→ **Brief**: Show each line from the listing that includes the word "icon".
Begin Data for processing
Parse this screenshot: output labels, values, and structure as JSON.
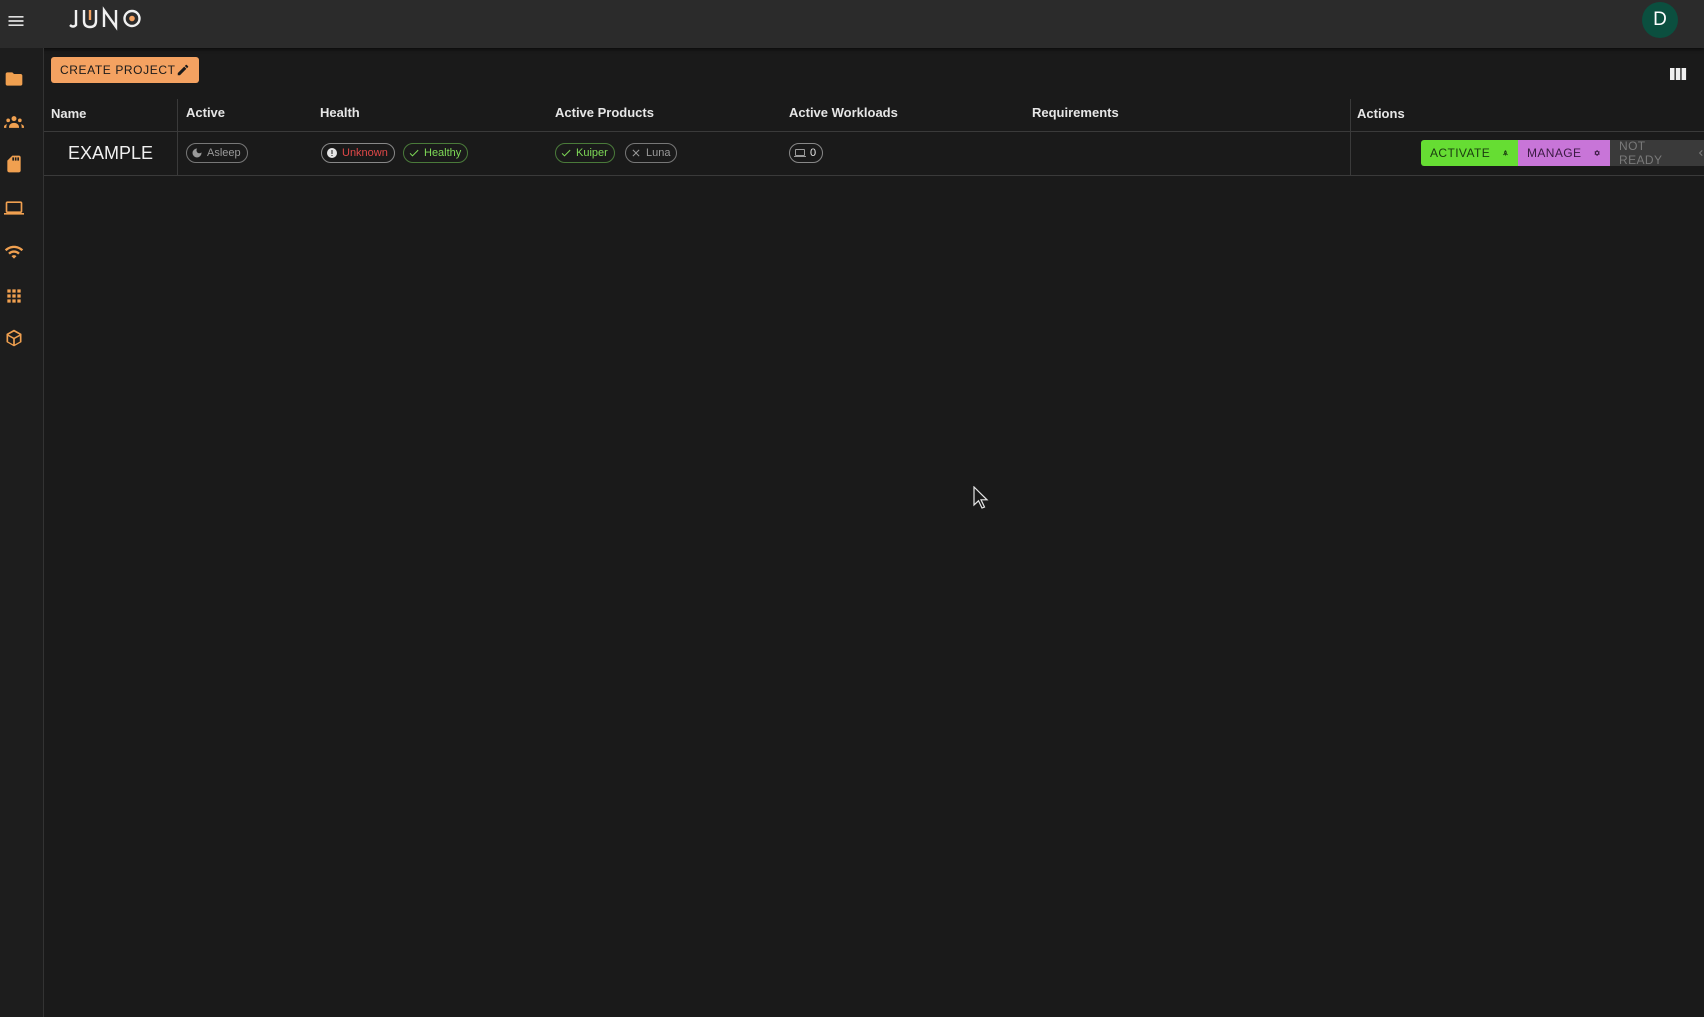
{
  "app": {
    "brand": "JUNO",
    "avatar_initial": "D"
  },
  "sidebar": {
    "items": [
      {
        "icon": "folder-icon"
      },
      {
        "icon": "groups-icon"
      },
      {
        "icon": "sd-card-icon"
      },
      {
        "icon": "laptop-icon"
      },
      {
        "icon": "wifi-icon"
      },
      {
        "icon": "apps-grid-icon"
      },
      {
        "icon": "package-icon"
      }
    ]
  },
  "toolbar": {
    "create_label": "CREATE PROJECT"
  },
  "table": {
    "headers": {
      "name": "Name",
      "active": "Active",
      "health": "Health",
      "products": "Active Products",
      "workloads": "Active Workloads",
      "requirements": "Requirements",
      "actions": "Actions"
    },
    "rows": [
      {
        "name": "EXAMPLE",
        "active": "Asleep",
        "health_unknown": "Unknown",
        "health_healthy": "Healthy",
        "product_kuiper": "Kuiper",
        "product_luna": "Luna",
        "workloads": "0",
        "requirements": "",
        "activate_label": "ACTIVATE",
        "manage_label": "MANAGE",
        "notready_label": "NOT READY"
      }
    ]
  },
  "colors": {
    "accent": "#f4a261",
    "activate": "#66dd33",
    "manage": "#c875d8",
    "avatar": "#0b4f3f"
  }
}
End Data for processing
→ **Written solution**:
        "icon": "folder-icon"
        "icon": "groups-icon"
        "icon": "sd-card-icon"
        "icon": "laptop-icon"
        "icon": "wifi-icon"
        "icon": "apps-grid-icon"
        "icon": "package-icon"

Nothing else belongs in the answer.